*Information given*
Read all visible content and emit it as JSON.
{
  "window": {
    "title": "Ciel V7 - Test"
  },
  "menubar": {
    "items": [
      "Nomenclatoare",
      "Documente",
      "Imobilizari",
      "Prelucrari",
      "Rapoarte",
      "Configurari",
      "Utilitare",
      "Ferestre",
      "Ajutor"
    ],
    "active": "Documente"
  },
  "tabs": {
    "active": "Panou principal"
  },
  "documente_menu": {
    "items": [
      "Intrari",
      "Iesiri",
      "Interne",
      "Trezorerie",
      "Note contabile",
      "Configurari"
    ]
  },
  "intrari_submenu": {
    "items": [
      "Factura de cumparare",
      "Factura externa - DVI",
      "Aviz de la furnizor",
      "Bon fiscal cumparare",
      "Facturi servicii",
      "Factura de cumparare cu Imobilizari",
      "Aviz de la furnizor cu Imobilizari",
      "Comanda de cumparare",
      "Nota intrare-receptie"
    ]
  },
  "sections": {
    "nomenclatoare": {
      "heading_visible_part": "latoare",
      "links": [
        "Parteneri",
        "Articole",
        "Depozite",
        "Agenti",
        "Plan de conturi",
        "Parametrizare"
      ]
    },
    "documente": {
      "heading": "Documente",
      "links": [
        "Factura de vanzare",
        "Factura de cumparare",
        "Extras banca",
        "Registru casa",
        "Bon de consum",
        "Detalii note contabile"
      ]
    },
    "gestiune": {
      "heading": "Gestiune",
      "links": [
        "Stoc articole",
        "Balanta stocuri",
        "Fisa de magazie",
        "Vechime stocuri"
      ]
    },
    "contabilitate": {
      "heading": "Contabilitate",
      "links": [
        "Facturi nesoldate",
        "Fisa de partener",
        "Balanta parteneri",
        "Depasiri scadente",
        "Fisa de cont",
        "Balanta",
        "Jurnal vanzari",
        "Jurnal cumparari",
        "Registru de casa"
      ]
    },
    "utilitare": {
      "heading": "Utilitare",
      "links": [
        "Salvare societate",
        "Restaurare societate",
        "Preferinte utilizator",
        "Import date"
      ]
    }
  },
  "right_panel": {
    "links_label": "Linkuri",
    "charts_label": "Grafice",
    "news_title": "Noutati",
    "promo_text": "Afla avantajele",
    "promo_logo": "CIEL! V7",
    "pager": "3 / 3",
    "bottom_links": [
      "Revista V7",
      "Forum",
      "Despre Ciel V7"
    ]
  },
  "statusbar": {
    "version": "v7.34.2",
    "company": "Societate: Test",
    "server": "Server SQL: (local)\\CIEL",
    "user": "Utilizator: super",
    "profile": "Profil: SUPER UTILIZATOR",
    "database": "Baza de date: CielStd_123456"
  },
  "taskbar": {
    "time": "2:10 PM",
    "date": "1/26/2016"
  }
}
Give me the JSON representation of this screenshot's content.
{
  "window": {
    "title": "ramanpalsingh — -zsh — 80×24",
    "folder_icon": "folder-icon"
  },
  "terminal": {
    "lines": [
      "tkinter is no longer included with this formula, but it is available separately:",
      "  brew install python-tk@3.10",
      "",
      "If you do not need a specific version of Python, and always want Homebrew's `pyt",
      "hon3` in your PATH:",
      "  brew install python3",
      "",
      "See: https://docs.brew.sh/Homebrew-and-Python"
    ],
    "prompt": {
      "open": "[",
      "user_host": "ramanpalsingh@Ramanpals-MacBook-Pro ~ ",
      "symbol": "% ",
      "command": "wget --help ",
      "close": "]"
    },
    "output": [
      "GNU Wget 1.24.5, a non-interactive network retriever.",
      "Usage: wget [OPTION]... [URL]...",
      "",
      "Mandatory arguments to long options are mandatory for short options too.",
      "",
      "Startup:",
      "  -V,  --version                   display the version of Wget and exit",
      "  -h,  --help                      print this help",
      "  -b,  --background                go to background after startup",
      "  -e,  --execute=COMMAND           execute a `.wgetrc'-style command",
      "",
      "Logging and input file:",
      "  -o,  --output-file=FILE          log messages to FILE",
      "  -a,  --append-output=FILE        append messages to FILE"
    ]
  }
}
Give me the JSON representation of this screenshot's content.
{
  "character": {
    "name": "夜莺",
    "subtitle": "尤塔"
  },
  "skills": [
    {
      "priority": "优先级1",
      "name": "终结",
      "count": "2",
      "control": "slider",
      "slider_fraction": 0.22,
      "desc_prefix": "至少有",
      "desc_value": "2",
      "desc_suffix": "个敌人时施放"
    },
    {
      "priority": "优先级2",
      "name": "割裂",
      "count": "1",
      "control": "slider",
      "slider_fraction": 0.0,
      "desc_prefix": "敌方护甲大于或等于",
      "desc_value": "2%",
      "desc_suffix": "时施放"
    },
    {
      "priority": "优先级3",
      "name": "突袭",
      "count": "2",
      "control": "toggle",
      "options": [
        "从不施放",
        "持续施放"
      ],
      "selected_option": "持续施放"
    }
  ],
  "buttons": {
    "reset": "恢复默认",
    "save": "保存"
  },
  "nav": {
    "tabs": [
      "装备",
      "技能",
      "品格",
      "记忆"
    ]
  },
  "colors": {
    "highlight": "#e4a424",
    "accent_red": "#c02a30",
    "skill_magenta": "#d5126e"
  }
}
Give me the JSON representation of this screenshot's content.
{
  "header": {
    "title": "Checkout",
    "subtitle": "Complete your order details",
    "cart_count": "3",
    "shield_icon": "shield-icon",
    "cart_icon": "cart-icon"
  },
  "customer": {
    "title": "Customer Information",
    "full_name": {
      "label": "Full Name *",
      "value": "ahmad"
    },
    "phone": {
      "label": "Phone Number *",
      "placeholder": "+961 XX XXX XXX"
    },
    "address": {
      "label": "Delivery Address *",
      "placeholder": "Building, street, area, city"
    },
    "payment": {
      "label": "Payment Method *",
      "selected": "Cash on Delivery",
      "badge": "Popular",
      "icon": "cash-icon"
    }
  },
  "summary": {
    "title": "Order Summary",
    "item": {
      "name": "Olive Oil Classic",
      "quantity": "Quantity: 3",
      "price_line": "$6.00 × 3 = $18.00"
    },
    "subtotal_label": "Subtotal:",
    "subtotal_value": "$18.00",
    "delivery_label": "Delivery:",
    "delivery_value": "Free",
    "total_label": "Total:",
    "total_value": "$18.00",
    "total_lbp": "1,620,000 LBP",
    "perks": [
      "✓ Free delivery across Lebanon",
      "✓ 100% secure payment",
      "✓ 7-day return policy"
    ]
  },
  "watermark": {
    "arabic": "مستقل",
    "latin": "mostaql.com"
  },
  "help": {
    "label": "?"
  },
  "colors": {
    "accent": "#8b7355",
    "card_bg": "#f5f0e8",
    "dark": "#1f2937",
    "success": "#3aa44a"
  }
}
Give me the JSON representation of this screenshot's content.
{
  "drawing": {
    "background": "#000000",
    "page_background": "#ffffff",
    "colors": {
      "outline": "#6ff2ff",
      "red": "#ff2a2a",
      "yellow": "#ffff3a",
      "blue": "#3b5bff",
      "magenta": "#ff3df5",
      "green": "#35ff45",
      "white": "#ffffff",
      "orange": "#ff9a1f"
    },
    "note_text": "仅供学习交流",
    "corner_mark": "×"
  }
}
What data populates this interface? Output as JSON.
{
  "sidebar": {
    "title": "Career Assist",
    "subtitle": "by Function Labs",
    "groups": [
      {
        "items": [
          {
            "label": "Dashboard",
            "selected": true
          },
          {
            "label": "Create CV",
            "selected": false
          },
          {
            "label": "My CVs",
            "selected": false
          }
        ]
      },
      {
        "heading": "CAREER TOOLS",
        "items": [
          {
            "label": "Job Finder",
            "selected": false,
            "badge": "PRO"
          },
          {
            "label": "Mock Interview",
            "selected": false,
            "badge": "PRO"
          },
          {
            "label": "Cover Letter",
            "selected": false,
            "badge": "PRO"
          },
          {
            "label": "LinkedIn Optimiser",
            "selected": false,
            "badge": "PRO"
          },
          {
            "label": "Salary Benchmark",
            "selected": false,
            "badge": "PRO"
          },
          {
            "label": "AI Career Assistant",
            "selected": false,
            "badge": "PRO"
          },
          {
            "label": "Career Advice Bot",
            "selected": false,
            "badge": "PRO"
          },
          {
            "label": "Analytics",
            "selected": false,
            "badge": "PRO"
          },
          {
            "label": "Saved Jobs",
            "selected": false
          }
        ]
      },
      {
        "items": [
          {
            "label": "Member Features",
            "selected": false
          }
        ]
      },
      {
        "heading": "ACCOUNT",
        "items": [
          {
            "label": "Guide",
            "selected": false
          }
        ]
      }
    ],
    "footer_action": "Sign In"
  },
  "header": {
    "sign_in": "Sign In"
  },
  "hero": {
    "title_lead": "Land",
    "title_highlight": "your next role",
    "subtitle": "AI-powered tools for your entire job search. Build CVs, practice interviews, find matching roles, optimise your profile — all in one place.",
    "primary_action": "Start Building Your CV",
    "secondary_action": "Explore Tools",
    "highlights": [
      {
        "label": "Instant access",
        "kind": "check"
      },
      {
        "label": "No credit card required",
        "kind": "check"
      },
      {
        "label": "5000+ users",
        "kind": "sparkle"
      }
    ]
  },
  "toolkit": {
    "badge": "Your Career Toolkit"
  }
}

*Job*
Give the number of lines in the records above that contain the word "version". Reply with that number alone.

*Worked solution*
3